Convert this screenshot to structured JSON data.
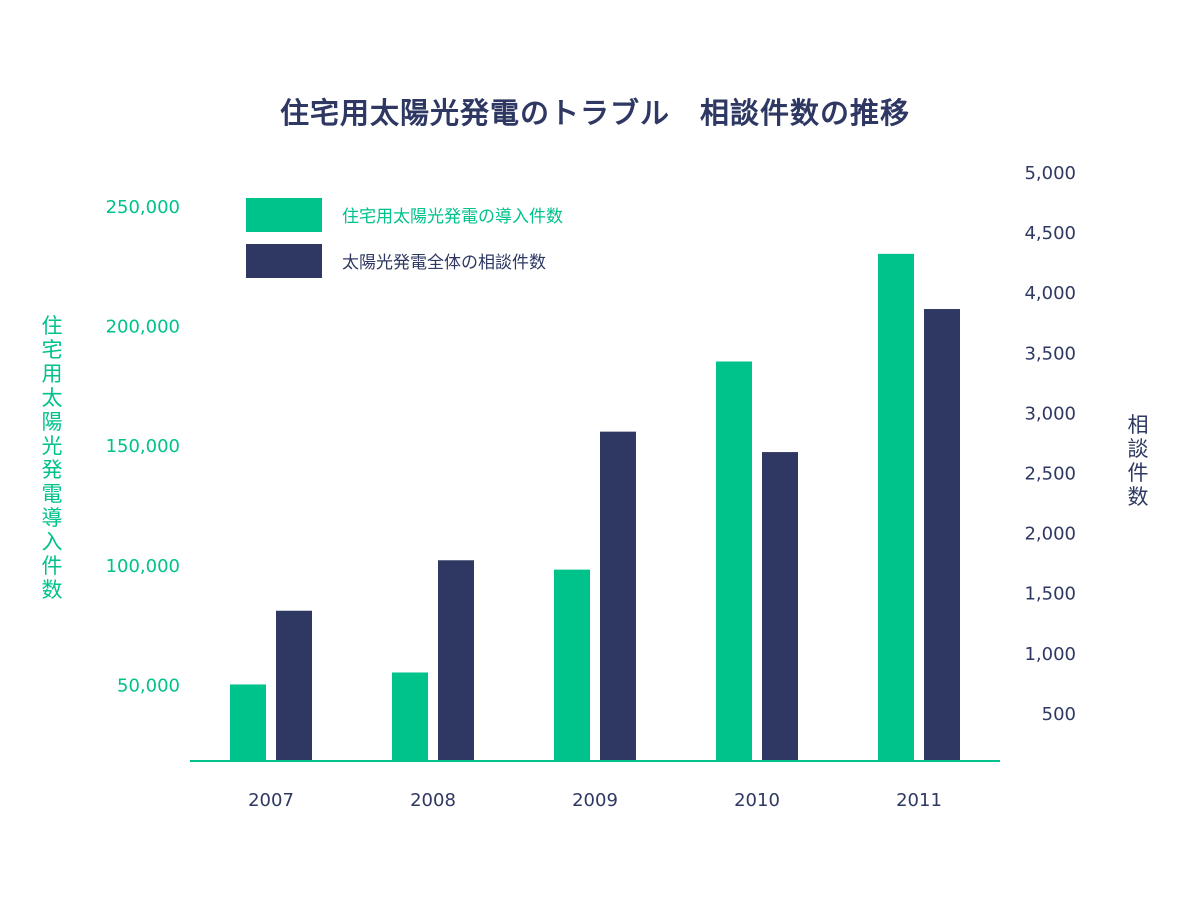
{
  "colors": {
    "primary": "#00c28b",
    "secondary": "#2e3862",
    "text": "#2e3862",
    "axis_line": "#00c28b"
  },
  "chart_data": {
    "type": "bar",
    "title": "住宅用太陽光発電のトラブル　相談件数の推移",
    "categories": [
      "2007",
      "2008",
      "2009",
      "2010",
      "2011"
    ],
    "series": [
      {
        "name": "住宅用太陽光発電の導入件数",
        "axis": "left",
        "color": "#00c28b",
        "values": [
          50000,
          55000,
          98000,
          185000,
          230000
        ]
      },
      {
        "name": "太陽光発電全体の相談件数",
        "axis": "right",
        "color": "#2e3862",
        "values": [
          1350,
          1770,
          2840,
          2670,
          3860
        ]
      }
    ],
    "y_left": {
      "label": "住宅用太陽光発電導入件数",
      "ticks": [
        "50,000",
        "100,000",
        "150,000",
        "200,000",
        "250,000"
      ],
      "tick_values": [
        50000,
        100000,
        150000,
        200000,
        250000
      ],
      "ylim": [
        18000,
        250000
      ]
    },
    "y_right": {
      "label": "相談件数",
      "ticks": [
        "500",
        "1,000",
        "1,500",
        "2,000",
        "2,500",
        "3,000",
        "3,500",
        "4,000",
        "4,500",
        "5,000"
      ],
      "tick_values": [
        500,
        1000,
        1500,
        2000,
        2500,
        3000,
        3500,
        4000,
        4500,
        5000
      ],
      "ylim": [
        100,
        5000
      ]
    },
    "legend_placement": "top-left",
    "grid": false
  }
}
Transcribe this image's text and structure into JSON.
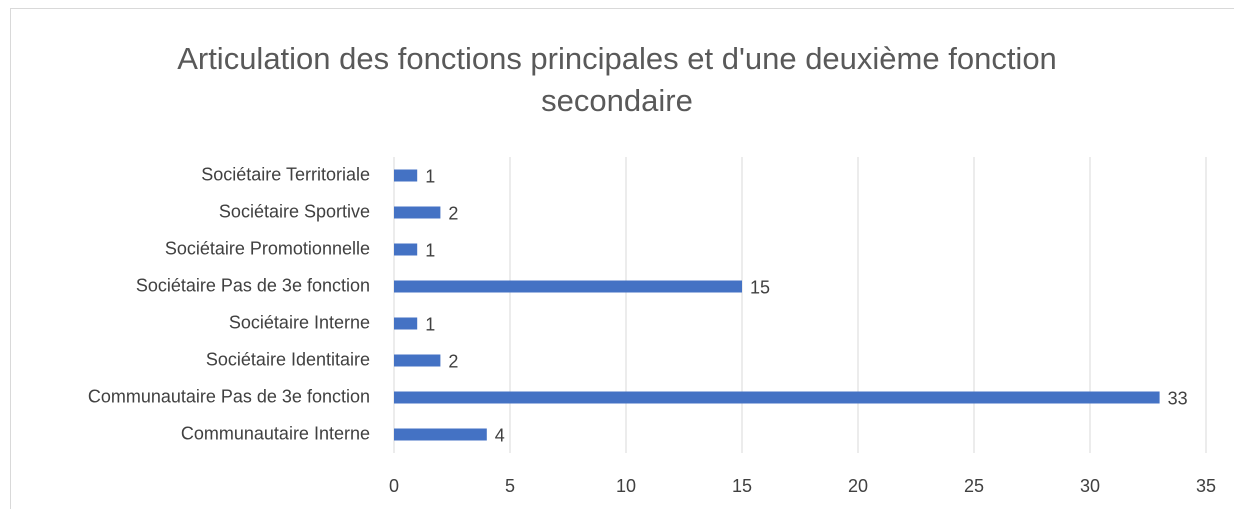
{
  "chart_data": {
    "type": "bar",
    "orientation": "horizontal",
    "title": "Articulation des fonctions principales et d'une deuxième fonction secondaire",
    "categories": [
      "Sociétaire Territoriale",
      "Sociétaire Sportive",
      "Sociétaire Promotionnelle",
      "Sociétaire Pas de 3e fonction",
      "Sociétaire Interne",
      "Sociétaire Identitaire",
      "Communautaire Pas de 3e fonction",
      "Communautaire Interne"
    ],
    "values": [
      1,
      2,
      1,
      15,
      1,
      2,
      33,
      4
    ],
    "color": "#4472c4",
    "xlim": [
      0,
      35
    ],
    "xticks": [
      0,
      5,
      10,
      15,
      20,
      25,
      30,
      35
    ],
    "grid": true,
    "data_labels": true
  }
}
■ ■ ■ ■ ■ ■ ■
*Given problem:*
Nothing in the entries should change as you copy them, except that the pictures are left out.

*Output for this exercise:*
Convert this screenshot to structured JSON data.
{
  "colors": {
    "primary": "#00c28b",
    "secondary": "#2e3862",
    "text": "#2e3862",
    "axis_line": "#00c28b"
  },
  "chart_data": {
    "type": "bar",
    "title": "住宅用太陽光発電のトラブル　相談件数の推移",
    "categories": [
      "2007",
      "2008",
      "2009",
      "2010",
      "2011"
    ],
    "series": [
      {
        "name": "住宅用太陽光発電の導入件数",
        "axis": "left",
        "color": "#00c28b",
        "values": [
          50000,
          55000,
          98000,
          185000,
          230000
        ]
      },
      {
        "name": "太陽光発電全体の相談件数",
        "axis": "right",
        "color": "#2e3862",
        "values": [
          1350,
          1770,
          2840,
          2670,
          3860
        ]
      }
    ],
    "y_left": {
      "label": "住宅用太陽光発電導入件数",
      "ticks": [
        "50,000",
        "100,000",
        "150,000",
        "200,000",
        "250,000"
      ],
      "tick_values": [
        50000,
        100000,
        150000,
        200000,
        250000
      ],
      "ylim": [
        18000,
        250000
      ]
    },
    "y_right": {
      "label": "相談件数",
      "ticks": [
        "500",
        "1,000",
        "1,500",
        "2,000",
        "2,500",
        "3,000",
        "3,500",
        "4,000",
        "4,500",
        "5,000"
      ],
      "tick_values": [
        500,
        1000,
        1500,
        2000,
        2500,
        3000,
        3500,
        4000,
        4500,
        5000
      ],
      "ylim": [
        100,
        5000
      ]
    },
    "legend_placement": "top-left",
    "grid": false
  }
}
Transcribe this image's text and structure into JSON.
{
  "chart_data": {
    "type": "bar",
    "orientation": "horizontal",
    "title": "Articulation des fonctions principales et d'une deuxième fonction secondaire",
    "categories": [
      "Sociétaire Territoriale",
      "Sociétaire Sportive",
      "Sociétaire Promotionnelle",
      "Sociétaire Pas de 3e fonction",
      "Sociétaire Interne",
      "Sociétaire Identitaire",
      "Communautaire Pas de 3e fonction",
      "Communautaire Interne"
    ],
    "values": [
      1,
      2,
      1,
      15,
      1,
      2,
      33,
      4
    ],
    "color": "#4472c4",
    "xlim": [
      0,
      35
    ],
    "xticks": [
      0,
      5,
      10,
      15,
      20,
      25,
      30,
      35
    ],
    "grid": true,
    "data_labels": true
  }
}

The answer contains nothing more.